#### Short exercise:
Records follow. Copy every line with "watermark".

Stored data:
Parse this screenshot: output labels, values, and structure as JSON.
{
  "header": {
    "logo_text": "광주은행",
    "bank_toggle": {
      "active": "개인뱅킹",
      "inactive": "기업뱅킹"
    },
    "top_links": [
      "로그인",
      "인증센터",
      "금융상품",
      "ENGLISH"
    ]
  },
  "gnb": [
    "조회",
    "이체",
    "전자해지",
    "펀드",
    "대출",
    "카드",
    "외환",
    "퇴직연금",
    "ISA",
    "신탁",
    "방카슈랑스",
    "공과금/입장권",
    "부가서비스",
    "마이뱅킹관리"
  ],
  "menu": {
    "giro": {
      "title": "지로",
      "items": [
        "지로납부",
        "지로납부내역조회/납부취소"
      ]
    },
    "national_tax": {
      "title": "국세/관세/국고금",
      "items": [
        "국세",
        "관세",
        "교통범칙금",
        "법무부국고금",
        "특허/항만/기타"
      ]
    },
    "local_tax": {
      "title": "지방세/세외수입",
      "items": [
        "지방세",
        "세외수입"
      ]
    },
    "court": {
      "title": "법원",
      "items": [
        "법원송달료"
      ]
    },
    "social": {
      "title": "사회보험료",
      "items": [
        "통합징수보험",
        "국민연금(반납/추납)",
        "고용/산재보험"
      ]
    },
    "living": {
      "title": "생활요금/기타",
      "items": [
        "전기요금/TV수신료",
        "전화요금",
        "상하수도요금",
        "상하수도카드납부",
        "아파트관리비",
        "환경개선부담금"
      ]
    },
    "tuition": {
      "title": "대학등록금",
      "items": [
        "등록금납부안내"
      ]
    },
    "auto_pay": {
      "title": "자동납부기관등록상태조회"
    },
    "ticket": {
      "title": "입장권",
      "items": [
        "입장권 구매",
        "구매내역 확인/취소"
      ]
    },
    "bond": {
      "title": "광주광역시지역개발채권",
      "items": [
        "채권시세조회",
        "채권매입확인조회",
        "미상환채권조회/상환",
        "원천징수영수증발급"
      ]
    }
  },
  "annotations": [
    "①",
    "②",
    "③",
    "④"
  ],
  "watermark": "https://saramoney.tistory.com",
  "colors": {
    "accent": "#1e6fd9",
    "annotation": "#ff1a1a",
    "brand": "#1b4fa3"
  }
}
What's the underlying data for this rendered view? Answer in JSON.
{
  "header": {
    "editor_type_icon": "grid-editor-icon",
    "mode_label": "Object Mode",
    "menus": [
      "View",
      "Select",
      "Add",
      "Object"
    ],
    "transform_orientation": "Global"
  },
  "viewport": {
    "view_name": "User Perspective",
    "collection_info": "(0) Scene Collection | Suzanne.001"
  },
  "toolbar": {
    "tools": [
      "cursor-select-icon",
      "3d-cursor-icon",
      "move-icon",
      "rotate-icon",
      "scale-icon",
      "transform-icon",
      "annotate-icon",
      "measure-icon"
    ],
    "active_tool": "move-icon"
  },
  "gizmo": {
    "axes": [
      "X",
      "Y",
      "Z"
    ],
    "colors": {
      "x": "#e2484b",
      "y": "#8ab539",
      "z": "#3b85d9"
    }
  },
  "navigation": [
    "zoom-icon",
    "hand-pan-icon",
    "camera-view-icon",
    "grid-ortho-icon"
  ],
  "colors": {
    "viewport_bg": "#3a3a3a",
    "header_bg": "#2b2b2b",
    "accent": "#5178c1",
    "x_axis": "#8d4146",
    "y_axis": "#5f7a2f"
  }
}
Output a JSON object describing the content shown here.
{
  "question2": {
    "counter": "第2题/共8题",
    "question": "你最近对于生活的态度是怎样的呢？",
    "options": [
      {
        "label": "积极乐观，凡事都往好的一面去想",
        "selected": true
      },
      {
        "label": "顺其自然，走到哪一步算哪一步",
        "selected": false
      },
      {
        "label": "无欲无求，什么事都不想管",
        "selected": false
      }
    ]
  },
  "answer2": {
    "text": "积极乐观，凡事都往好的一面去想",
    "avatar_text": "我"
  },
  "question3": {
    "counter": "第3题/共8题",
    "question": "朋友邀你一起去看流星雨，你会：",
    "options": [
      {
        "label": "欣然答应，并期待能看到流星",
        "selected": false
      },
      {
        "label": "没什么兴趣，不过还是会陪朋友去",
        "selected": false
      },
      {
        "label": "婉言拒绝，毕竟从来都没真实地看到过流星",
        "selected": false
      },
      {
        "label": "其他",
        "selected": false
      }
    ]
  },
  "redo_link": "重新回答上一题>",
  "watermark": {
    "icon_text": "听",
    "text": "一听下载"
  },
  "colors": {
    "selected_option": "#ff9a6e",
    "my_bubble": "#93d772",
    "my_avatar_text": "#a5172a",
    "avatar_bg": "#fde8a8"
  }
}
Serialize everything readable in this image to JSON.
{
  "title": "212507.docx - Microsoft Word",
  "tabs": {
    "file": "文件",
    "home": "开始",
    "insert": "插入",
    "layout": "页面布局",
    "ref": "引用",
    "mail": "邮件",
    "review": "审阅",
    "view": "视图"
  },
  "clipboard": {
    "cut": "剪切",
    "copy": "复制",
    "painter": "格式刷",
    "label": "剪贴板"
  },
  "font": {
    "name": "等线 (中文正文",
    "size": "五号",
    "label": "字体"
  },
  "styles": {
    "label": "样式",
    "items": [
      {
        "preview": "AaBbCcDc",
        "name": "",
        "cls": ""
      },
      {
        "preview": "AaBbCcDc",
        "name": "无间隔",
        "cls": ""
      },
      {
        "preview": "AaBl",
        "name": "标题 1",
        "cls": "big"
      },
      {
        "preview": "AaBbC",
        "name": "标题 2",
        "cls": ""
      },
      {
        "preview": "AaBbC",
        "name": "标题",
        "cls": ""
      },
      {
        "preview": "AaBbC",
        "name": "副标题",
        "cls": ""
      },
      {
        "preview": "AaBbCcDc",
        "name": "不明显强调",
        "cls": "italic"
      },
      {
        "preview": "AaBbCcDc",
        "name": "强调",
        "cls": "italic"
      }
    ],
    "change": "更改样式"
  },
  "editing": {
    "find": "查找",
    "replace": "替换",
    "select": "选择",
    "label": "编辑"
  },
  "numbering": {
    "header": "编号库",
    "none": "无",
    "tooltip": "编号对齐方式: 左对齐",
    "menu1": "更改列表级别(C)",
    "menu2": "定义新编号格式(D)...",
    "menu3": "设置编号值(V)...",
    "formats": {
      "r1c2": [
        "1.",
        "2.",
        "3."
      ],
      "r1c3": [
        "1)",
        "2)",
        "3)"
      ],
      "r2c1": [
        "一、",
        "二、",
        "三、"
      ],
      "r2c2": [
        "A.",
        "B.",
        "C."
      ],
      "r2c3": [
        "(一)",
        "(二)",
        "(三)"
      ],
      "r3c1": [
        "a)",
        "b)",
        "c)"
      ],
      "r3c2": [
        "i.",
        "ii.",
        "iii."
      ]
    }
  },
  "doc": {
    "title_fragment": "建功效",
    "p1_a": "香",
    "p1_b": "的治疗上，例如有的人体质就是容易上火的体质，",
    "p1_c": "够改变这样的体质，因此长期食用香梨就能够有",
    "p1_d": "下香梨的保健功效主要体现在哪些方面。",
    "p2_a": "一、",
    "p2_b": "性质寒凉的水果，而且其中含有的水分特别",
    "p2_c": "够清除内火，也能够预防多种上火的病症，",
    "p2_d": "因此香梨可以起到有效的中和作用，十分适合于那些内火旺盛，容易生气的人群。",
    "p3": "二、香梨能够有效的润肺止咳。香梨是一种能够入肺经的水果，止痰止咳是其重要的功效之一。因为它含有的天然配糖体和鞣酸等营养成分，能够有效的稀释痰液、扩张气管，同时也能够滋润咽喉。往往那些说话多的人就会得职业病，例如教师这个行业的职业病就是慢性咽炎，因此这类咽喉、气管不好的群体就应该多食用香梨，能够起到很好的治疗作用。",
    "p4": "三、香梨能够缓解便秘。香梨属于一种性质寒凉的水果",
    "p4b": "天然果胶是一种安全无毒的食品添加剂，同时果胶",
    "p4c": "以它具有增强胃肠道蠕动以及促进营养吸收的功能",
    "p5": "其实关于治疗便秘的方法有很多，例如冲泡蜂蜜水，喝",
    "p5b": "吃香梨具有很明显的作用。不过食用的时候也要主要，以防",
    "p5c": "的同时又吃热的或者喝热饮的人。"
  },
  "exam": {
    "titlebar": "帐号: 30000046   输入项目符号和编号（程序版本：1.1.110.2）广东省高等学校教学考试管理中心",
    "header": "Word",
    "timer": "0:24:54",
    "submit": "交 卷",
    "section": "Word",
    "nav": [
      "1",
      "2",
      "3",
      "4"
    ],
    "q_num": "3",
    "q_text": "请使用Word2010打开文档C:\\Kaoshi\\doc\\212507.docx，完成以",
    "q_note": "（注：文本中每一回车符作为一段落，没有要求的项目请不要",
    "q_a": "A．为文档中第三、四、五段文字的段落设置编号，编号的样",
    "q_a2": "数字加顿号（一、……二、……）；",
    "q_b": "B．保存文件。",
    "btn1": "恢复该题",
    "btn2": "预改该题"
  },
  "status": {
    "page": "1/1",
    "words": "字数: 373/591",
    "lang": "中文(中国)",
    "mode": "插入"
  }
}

#### Finished answer:
  "watermark": "https://saramoney.tistory.com",
  "watermark": {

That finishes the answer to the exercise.